> REQUIRED TASK: All of the records listed below should be retyped exactly.

> INPUT MATERIAL:
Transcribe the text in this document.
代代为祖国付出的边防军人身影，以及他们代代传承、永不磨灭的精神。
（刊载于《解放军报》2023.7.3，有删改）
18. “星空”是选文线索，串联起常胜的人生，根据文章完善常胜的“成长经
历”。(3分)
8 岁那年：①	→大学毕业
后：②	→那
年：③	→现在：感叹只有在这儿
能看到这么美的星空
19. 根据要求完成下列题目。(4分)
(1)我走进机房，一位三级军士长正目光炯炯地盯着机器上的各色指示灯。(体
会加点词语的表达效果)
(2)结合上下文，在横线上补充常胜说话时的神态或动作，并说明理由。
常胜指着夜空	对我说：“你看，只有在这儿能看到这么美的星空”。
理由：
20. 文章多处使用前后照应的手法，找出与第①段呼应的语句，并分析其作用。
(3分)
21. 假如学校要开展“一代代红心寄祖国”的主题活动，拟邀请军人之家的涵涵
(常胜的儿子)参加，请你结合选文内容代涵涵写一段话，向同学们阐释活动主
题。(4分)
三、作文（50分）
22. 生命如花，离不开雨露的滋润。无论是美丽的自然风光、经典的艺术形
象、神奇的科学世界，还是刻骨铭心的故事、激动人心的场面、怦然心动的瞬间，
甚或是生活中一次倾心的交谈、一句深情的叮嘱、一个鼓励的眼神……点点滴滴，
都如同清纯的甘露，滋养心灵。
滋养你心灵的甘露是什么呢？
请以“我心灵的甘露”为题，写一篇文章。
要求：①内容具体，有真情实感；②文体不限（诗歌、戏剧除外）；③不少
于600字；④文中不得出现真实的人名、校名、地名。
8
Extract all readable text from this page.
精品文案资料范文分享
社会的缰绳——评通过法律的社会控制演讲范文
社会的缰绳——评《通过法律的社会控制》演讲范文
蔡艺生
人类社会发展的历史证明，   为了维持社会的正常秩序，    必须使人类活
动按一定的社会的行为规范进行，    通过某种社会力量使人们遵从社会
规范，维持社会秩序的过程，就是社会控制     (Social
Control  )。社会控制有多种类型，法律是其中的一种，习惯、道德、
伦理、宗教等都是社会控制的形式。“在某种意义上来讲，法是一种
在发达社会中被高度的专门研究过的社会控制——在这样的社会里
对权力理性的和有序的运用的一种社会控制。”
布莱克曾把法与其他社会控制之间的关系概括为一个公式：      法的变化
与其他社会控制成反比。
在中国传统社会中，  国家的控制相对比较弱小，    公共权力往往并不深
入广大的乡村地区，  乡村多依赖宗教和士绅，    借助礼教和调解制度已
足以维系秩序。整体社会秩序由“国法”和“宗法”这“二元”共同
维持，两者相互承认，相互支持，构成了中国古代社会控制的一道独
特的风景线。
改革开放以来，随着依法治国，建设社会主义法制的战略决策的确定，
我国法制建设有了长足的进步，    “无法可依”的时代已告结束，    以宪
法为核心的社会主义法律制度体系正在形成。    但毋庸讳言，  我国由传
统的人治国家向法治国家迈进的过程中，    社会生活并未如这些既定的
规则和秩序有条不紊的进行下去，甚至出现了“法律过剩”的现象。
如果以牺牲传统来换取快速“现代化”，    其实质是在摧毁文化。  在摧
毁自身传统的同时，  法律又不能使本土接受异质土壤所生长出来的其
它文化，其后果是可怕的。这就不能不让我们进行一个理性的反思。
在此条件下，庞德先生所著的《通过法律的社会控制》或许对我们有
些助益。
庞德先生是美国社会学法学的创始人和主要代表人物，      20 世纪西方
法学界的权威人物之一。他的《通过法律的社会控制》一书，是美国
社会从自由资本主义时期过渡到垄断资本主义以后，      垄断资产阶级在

> SOLUTION TO THIS TASK:
Transcribe the text in this document.
代代为祖国付出的边防军人身影，以及他们代代传承、永不磨灭的精神。
（刊载于《解放军报》2023.7.3，有删改）
18. “星空”是选文线索，串联起常胜的人生，根据文章完善常胜的“成长经
历”。(3分)
8 岁那年：①	→大学毕业
后：②	→那
年：③	→现在：感叹只有在这儿
能看到这么美的星空
19. 根据要求完成下列题目。(4分)
(1)我走进机房，一位三级军士长正目光炯炯地盯着机器上的各色指示灯。(体
会加点词语的表达效果)
(2)结合上下文，在横线上补充常胜说话时的神态或动作，并说明理由。
常胜指着夜空	对我说：“你看，只有在这儿能看到这么美的星空”。
理由：
20. 文章多处使用前后照应的手法，找出与第①段呼应的语句，并分析其作用。
(3分)
21. 假如学校要开展“一代代红心寄祖国”的主题活动，拟邀请军人之家的涵涵
(常胜的儿子)参加，请你结合选文内容代涵涵写一段话，向同学们阐释活动主
题。(4分)
三、作文（50分）
22. 生命如花，离不开雨露的滋润。无论是美丽的自然风光、经典的艺术形
象、神奇的科学世界，还是刻骨铭心的故事、激动人心的场面、怦然心动的瞬间，
甚或是生活中一次倾心的交谈、一句深情的叮嘱、一个鼓励的眼神……点点滴滴，
都如同清纯的甘露，滋养心灵。
滋养你心灵的甘露是什么呢？
请以“我心灵的甘露”为题，写一篇文章。
要求：①内容具体，有真情实感；②文体不限（诗歌、戏剧除外）；③不少
于600字；④文中不得出现真实的人名、校名、地名。
8
Extract all readable text from this page.
精品文案资料范文分享
社会的缰绳——评通过法律的社会控制演讲范文
社会的缰绳——评《通过法律的社会控制》演讲范文
蔡艺生
人类社会发展的历史证明，   为了维持社会的正常秩序，    必须使人类活
动按一定的社会的行为规范进行，    通过某种社会力量使人们遵从社会
规范，维持社会秩序的过程，就是社会控制     (Social
Control  )。社会控制有多种类型，法律是其中的一种，习惯、道德、
伦理、宗教等都是社会控制的形式。“在某种意义上来讲，法是一种
在发达社会中被高度的专门研究过的社会控制——在这样的社会里
对权力理性的和有序的运用的一种社会控制。”
布莱克曾把法与其他社会控制之间的关系概括为一个公式：      法的变化
与其他社会控制成反比。
在中国传统社会中，  国家的控制相对比较弱小，    公共权力往往并不深
入广大的乡村地区，  乡村多依赖宗教和士绅，    借助礼教和调解制度已
足以维系秩序。整体社会秩序由“国法”和“宗法”这“二元”共同
维持，两者相互承认，相互支持，构成了中国古代社会控制的一道独
特的风景线。
改革开放以来，随着依法治国，建设社会主义法制的战略决策的确定，
我国法制建设有了长足的进步，    “无法可依”的时代已告结束，    以宪
法为核心的社会主义法律制度体系正在形成。    但毋庸讳言，  我国由传
统的人治国家向法治国家迈进的过程中，    社会生活并未如这些既定的
规则和秩序有条不紊的进行下去，甚至出现了“法律过剩”的现象。
如果以牺牲传统来换取快速“现代化”，    其实质是在摧毁文化。  在摧
毁自身传统的同时，  法律又不能使本土接受异质土壤所生长出来的其
它文化，其后果是可怕的。这就不能不让我们进行一个理性的反思。
在此条件下，庞德先生所著的《通过法律的社会控制》或许对我们有
些助益。
庞德先生是美国社会学法学的创始人和主要代表人物，      20 世纪西方
法学界的权威人物之一。他的《通过法律的社会控制》一书，是美国
社会从自由资本主义时期过渡到垄断资本主义以后，      垄断资产阶级在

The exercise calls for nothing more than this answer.